Report only the number of lines in the records that contain the word "безразм".

=== Stored data ===

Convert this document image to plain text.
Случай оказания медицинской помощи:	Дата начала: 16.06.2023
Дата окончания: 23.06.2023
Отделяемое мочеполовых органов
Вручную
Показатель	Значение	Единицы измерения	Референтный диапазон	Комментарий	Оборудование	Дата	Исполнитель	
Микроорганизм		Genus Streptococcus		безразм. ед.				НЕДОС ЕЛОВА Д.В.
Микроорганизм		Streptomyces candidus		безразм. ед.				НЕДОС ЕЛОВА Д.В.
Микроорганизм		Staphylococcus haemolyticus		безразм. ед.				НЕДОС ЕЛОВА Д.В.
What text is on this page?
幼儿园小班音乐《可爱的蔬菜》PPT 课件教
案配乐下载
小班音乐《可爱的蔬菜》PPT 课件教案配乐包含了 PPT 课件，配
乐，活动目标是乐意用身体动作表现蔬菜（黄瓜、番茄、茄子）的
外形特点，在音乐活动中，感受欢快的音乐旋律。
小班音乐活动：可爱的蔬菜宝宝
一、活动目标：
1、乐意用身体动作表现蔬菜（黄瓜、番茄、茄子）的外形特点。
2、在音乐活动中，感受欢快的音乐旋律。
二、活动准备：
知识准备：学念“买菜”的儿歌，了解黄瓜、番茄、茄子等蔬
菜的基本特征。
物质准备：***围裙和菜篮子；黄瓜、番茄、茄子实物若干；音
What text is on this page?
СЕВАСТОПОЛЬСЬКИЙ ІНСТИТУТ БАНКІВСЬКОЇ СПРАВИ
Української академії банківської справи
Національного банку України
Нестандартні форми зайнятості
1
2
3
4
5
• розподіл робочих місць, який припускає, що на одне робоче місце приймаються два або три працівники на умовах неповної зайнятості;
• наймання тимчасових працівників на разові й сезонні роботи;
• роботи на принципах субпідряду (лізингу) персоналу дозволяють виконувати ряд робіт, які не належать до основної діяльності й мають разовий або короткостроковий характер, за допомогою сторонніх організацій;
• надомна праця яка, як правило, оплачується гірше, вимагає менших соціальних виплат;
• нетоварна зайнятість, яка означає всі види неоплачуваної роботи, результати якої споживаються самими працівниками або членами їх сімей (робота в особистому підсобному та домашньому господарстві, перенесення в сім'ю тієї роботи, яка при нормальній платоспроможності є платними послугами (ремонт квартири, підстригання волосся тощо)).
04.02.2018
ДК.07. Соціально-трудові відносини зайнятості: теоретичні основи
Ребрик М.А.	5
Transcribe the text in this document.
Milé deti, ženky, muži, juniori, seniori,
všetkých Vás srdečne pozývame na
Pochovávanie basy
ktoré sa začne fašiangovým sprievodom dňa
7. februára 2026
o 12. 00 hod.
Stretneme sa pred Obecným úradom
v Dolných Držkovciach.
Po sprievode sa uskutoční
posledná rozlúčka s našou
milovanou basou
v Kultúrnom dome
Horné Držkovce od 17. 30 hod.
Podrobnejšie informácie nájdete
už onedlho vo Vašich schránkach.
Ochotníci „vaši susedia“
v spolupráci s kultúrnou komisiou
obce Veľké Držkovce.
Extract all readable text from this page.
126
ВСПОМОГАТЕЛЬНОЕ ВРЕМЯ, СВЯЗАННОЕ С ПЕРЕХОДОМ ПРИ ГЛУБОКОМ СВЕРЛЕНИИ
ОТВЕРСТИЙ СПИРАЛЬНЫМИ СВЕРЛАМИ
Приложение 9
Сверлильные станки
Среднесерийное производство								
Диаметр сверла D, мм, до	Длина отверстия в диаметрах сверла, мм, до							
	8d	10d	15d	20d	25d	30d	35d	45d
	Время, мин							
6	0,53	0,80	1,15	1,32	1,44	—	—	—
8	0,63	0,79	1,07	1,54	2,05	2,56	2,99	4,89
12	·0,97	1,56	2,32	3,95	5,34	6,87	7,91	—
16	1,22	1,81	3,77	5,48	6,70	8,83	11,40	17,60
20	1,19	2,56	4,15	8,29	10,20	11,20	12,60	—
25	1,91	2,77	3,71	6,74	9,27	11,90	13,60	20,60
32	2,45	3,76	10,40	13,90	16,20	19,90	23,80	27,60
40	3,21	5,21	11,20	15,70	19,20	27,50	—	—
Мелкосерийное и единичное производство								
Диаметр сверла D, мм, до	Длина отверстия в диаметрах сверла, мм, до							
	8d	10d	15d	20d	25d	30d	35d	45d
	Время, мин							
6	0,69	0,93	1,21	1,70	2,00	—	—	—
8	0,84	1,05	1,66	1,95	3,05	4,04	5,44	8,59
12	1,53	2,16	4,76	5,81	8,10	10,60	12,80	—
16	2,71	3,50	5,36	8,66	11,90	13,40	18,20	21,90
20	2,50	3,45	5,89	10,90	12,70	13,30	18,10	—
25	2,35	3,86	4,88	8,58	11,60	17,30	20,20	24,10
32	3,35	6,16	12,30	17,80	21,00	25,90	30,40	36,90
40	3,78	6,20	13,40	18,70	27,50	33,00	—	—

===

# Written answer:
3